# [The problem]
Skip the pictures. Copy all the rest of the records down exactly.

# [Input material]
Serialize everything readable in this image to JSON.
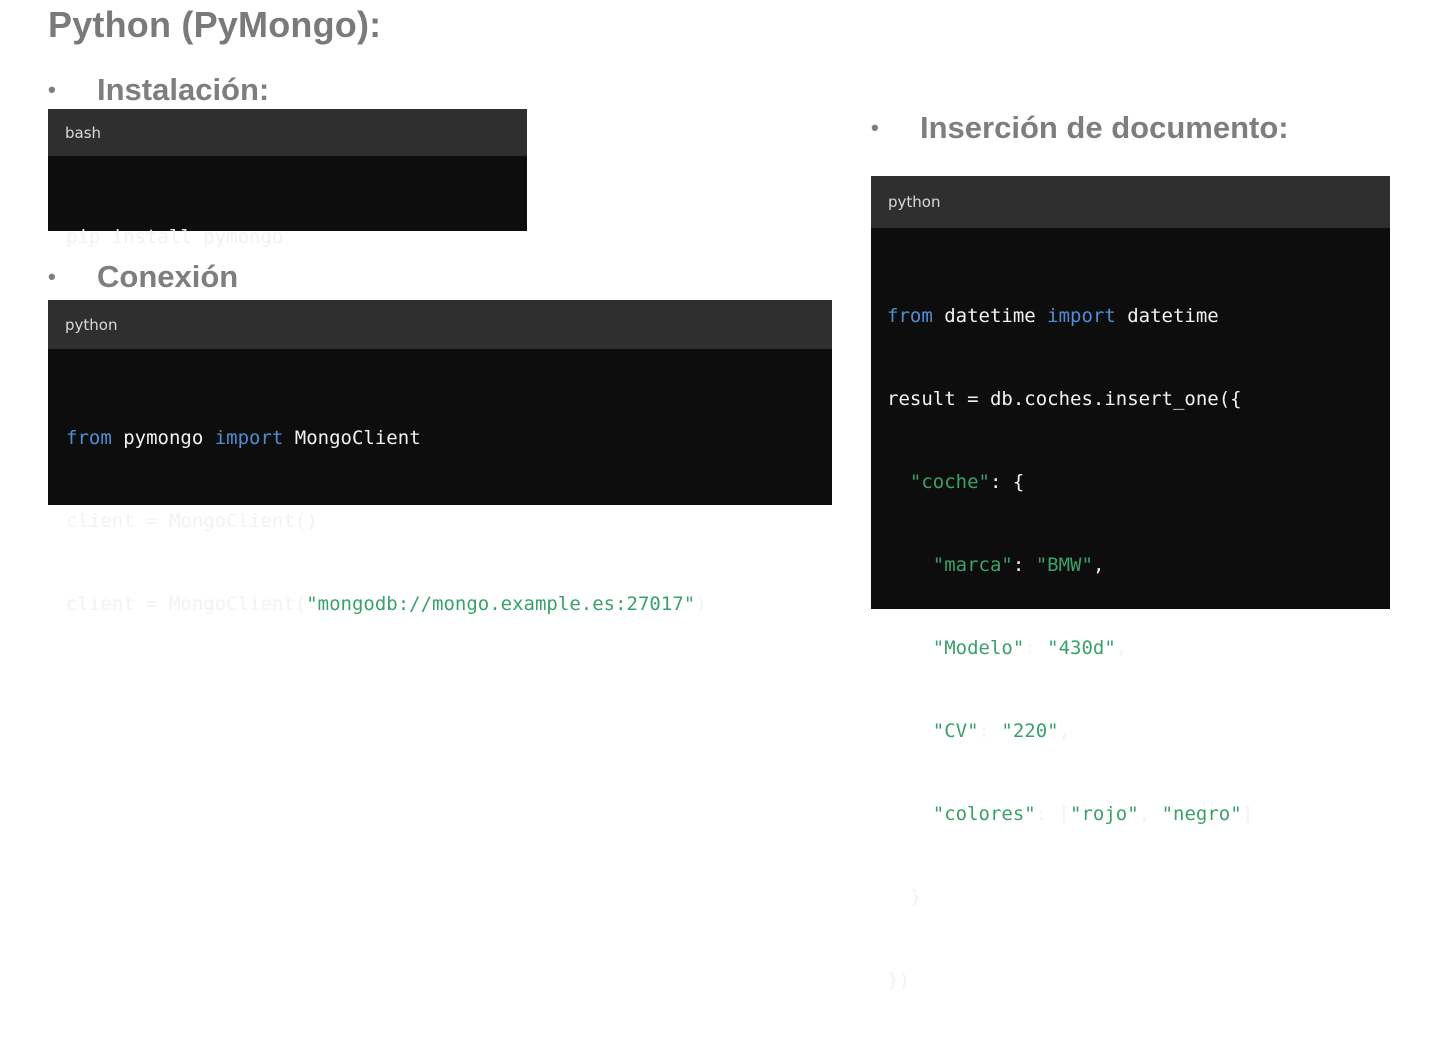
{
  "title": "Python (PyMongo):",
  "sections": {
    "install": {
      "bullet": "•",
      "label": "Instalación:",
      "lang": "bash",
      "code": "pip install pymongo"
    },
    "connect": {
      "bullet": "•",
      "label": "Conexión",
      "lang": "python",
      "line1": {
        "kw1": "from",
        "a": " pymongo ",
        "kw2": "import",
        "b": " MongoClient"
      },
      "line2": "client = MongoClient()",
      "line3": {
        "a": "client = MongoClient(",
        "s": "\"mongodb://mongo.example.es:27017\"",
        "b": ")"
      }
    },
    "insert": {
      "bullet": "•",
      "label": "Inserción de documento:",
      "lang": "python",
      "line1": {
        "kw1": "from",
        "a": " datetime ",
        "kw2": "import",
        "b": " datetime"
      },
      "line2": "result = db.coches.insert_one({",
      "line3": {
        "indent": "  ",
        "s": "\"coche\"",
        "b": ": {"
      },
      "line4": {
        "indent": "    ",
        "s1": "\"marca\"",
        "sep": ": ",
        "s2": "\"BMW\"",
        "b": ","
      },
      "line5": {
        "indent": "    ",
        "s1": "\"Modelo\"",
        "sep": ": ",
        "s2": "\"430d\"",
        "b": ","
      },
      "line6": {
        "indent": "    ",
        "s1": "\"CV\"",
        "sep": ": ",
        "s2": "\"220\"",
        "b": ","
      },
      "line7": {
        "indent": "    ",
        "s1": "\"colores\"",
        "sep": ": [",
        "s2": "\"rojo\"",
        "sep2": ", ",
        "s3": "\"negro\"",
        "b": "]"
      },
      "line8": "  }",
      "line9": "})"
    }
  }
}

# [Result of this task]
Serialize everything readable in this image to JSON.
{
  "title": "Python (PyMongo):",
  "sections": {
    "install": {
      "bullet": "•",
      "label": "Instalación:",
      "lang": "bash",
      "code": "pip install pymongo"
    },
    "connect": {
      "bullet": "•",
      "label": "Conexión",
      "lang": "python",
      "line1": {
        "kw1": "from",
        "a": " pymongo ",
        "kw2": "import",
        "b": " MongoClient"
      },
      "line2": "client = MongoClient()",
      "line3": {
        "a": "client = MongoClient(",
        "s": "\"mongodb://mongo.example.es:27017\"",
        "b": ")"
      }
    },
    "insert": {
      "bullet": "•",
      "label": "Inserción de documento:",
      "lang": "python",
      "line1": {
        "kw1": "from",
        "a": " datetime ",
        "kw2": "import",
        "b": " datetime"
      },
      "line2": "result = db.coches.insert_one({",
      "line3": {
        "indent": "  ",
        "s": "\"coche\"",
        "b": ": {"
      },
      "line4": {
        "indent": "    ",
        "s1": "\"marca\"",
        "sep": ": ",
        "s2": "\"BMW\"",
        "b": ","
      },
      "line5": {
        "indent": "    ",
        "s1": "\"Modelo\"",
        "sep": ": ",
        "s2": "\"430d\"",
        "b": ","
      },
      "line6": {
        "indent": "    ",
        "s1": "\"CV\"",
        "sep": ": ",
        "s2": "\"220\"",
        "b": ","
      },
      "line7": {
        "indent": "    ",
        "s1": "\"colores\"",
        "sep": ": [",
        "s2": "\"rojo\"",
        "sep2": ", ",
        "s3": "\"negro\"",
        "b": "]"
      },
      "line8": "  }",
      "line9": "})"
    }
  }
}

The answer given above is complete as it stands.